--- BEGIN INPUT RECORDS ---
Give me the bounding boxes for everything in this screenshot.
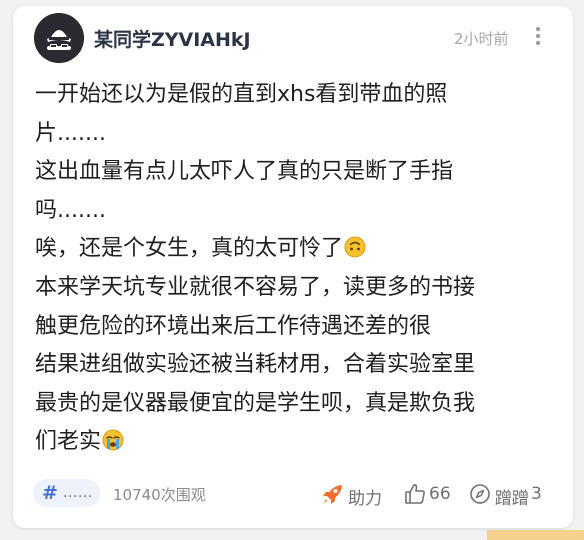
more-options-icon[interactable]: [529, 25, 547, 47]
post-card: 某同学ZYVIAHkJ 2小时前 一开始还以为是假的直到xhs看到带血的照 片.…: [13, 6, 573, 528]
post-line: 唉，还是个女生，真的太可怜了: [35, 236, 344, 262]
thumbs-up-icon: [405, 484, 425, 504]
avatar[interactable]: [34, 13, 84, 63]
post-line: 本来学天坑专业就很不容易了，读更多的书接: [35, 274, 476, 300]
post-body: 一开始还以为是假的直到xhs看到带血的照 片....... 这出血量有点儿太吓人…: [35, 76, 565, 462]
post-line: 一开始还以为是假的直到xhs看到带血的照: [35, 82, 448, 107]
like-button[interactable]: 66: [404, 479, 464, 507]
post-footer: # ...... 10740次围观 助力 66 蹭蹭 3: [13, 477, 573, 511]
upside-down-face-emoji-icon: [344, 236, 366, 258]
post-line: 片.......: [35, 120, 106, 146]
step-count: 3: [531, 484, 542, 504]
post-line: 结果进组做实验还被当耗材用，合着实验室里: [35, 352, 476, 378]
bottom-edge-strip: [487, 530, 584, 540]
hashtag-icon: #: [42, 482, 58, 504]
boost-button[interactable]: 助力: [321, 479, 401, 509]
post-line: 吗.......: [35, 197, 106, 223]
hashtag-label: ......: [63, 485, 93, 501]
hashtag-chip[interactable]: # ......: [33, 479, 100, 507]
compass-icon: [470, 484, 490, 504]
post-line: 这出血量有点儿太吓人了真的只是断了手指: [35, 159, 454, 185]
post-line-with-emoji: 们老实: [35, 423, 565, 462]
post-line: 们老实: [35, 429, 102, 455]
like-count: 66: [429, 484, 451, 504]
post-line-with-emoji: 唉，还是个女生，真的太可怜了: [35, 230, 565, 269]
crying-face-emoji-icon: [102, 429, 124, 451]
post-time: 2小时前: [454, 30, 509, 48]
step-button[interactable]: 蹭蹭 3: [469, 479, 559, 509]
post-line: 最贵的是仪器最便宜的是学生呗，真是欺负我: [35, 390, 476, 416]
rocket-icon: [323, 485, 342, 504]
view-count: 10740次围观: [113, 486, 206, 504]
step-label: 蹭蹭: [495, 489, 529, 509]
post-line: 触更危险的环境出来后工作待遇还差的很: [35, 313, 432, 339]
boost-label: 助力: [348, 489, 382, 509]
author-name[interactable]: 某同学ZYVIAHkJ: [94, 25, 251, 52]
--- END INPUT RECORDS ---
--- BEGIN INPUT RECORDS ---
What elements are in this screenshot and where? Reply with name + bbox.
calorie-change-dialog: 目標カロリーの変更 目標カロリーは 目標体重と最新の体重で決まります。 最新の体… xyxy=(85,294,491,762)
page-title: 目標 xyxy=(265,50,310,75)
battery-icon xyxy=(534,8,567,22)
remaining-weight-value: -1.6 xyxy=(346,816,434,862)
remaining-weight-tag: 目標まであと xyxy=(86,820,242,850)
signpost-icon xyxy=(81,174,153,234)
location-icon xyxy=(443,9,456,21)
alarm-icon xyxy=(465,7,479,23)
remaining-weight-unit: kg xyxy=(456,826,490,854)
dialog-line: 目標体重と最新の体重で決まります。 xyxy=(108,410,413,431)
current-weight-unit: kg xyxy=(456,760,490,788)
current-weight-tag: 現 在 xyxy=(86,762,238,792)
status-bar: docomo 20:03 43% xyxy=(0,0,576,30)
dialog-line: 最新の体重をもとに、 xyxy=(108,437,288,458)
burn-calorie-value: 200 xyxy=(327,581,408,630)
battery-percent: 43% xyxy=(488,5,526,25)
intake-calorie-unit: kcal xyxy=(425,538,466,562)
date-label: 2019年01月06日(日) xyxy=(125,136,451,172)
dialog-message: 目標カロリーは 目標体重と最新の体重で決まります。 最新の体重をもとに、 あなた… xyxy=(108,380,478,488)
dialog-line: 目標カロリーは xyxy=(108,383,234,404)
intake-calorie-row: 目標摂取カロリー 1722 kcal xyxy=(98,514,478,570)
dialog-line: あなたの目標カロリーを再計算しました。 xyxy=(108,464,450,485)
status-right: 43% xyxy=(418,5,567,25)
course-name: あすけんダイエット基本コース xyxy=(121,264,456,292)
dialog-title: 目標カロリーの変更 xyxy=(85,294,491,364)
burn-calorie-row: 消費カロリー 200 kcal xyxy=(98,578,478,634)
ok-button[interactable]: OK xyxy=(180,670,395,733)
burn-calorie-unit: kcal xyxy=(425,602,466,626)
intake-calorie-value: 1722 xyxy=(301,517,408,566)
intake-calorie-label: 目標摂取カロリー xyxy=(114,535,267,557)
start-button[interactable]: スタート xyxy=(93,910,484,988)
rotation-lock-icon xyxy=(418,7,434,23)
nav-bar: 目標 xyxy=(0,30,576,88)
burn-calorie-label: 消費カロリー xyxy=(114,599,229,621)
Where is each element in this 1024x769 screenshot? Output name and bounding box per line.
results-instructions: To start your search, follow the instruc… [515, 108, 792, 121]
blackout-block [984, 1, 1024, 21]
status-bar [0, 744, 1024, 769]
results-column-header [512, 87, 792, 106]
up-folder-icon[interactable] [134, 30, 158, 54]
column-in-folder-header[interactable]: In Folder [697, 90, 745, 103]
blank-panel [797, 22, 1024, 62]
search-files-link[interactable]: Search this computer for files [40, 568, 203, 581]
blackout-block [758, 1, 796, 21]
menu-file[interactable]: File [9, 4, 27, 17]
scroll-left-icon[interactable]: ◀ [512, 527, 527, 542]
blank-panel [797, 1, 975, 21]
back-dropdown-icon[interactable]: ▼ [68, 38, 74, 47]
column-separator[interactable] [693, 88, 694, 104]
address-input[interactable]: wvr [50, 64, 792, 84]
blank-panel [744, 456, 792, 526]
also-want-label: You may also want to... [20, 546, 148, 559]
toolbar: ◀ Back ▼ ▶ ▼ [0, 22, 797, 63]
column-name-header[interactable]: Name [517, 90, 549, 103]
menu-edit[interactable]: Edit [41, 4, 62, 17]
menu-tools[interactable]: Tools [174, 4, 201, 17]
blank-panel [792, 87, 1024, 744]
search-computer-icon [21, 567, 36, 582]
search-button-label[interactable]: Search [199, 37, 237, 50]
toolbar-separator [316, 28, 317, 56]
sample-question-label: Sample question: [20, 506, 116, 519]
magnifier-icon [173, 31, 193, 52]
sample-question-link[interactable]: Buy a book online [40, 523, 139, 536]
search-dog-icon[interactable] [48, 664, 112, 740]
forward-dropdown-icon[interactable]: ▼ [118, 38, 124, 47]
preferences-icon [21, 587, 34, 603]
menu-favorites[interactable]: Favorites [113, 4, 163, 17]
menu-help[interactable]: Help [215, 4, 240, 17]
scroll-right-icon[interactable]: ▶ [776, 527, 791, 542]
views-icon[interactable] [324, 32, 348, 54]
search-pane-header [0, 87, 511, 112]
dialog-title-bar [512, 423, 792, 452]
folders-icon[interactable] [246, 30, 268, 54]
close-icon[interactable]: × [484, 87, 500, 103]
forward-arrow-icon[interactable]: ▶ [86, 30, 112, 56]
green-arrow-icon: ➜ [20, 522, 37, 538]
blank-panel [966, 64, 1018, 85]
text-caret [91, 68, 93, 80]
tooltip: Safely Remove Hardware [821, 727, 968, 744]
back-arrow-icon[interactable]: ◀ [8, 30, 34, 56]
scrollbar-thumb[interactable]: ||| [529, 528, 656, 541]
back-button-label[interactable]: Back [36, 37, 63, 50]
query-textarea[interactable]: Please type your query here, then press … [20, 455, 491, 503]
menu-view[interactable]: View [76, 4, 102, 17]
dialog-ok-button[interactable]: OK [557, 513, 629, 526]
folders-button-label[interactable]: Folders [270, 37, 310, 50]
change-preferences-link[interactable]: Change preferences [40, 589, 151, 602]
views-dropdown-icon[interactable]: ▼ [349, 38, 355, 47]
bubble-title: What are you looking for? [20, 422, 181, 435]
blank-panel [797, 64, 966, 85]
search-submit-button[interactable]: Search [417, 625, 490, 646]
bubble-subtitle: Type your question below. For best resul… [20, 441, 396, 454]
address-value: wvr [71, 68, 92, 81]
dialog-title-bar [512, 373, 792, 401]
--- END INPUT RECORDS ---
--- BEGIN INPUT RECORDS ---
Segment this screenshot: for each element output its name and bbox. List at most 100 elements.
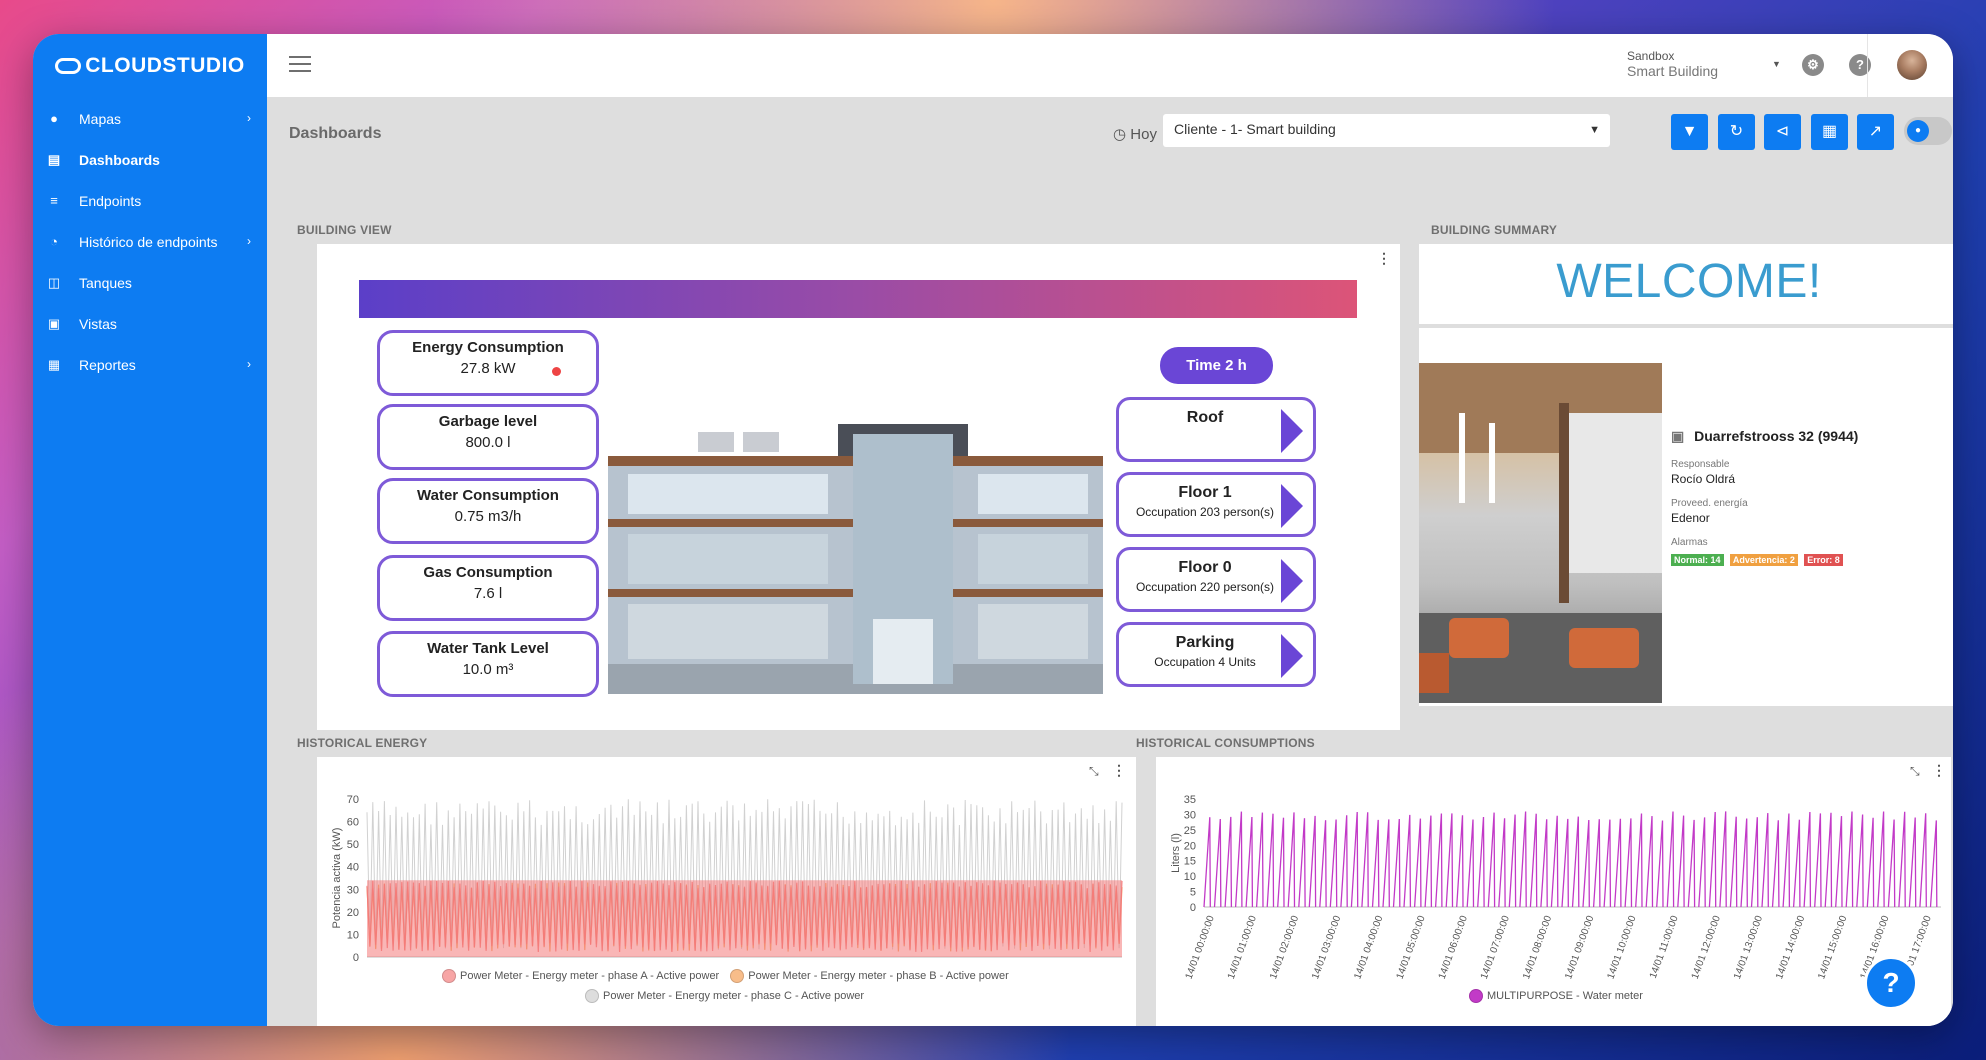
--- END INPUT RECORDS ---
● SHORT PROBLEM:
Reproduce word for word the lines that begin with the one containing "Give me the" and end with the one containing "step-count: 3: [531, 484, 542, 504]", including both of those lines. Leave out the pictures.

● EXERCISE RESPONSE:
Give me the bounding boxes for everything in this screenshot.
more-options-icon[interactable]: [529, 25, 547, 47]
post-card: 某同学ZYVIAHkJ 2小时前 一开始还以为是假的直到xhs看到带血的照 片.…: [13, 6, 573, 528]
post-line: 唉，还是个女生，真的太可怜了: [35, 236, 344, 262]
thumbs-up-icon: [405, 484, 425, 504]
avatar[interactable]: [34, 13, 84, 63]
post-line: 本来学天坑专业就很不容易了，读更多的书接: [35, 274, 476, 300]
post-body: 一开始还以为是假的直到xhs看到带血的照 片....... 这出血量有点儿太吓人…: [35, 76, 565, 462]
post-line: 一开始还以为是假的直到xhs看到带血的照: [35, 82, 448, 107]
like-button[interactable]: 66: [404, 479, 464, 507]
post-footer: # ...... 10740次围观 助力 66 蹭蹭 3: [13, 477, 573, 511]
upside-down-face-emoji-icon: [344, 236, 366, 258]
post-line: 片.......: [35, 120, 106, 146]
step-count: 3: [531, 484, 542, 504]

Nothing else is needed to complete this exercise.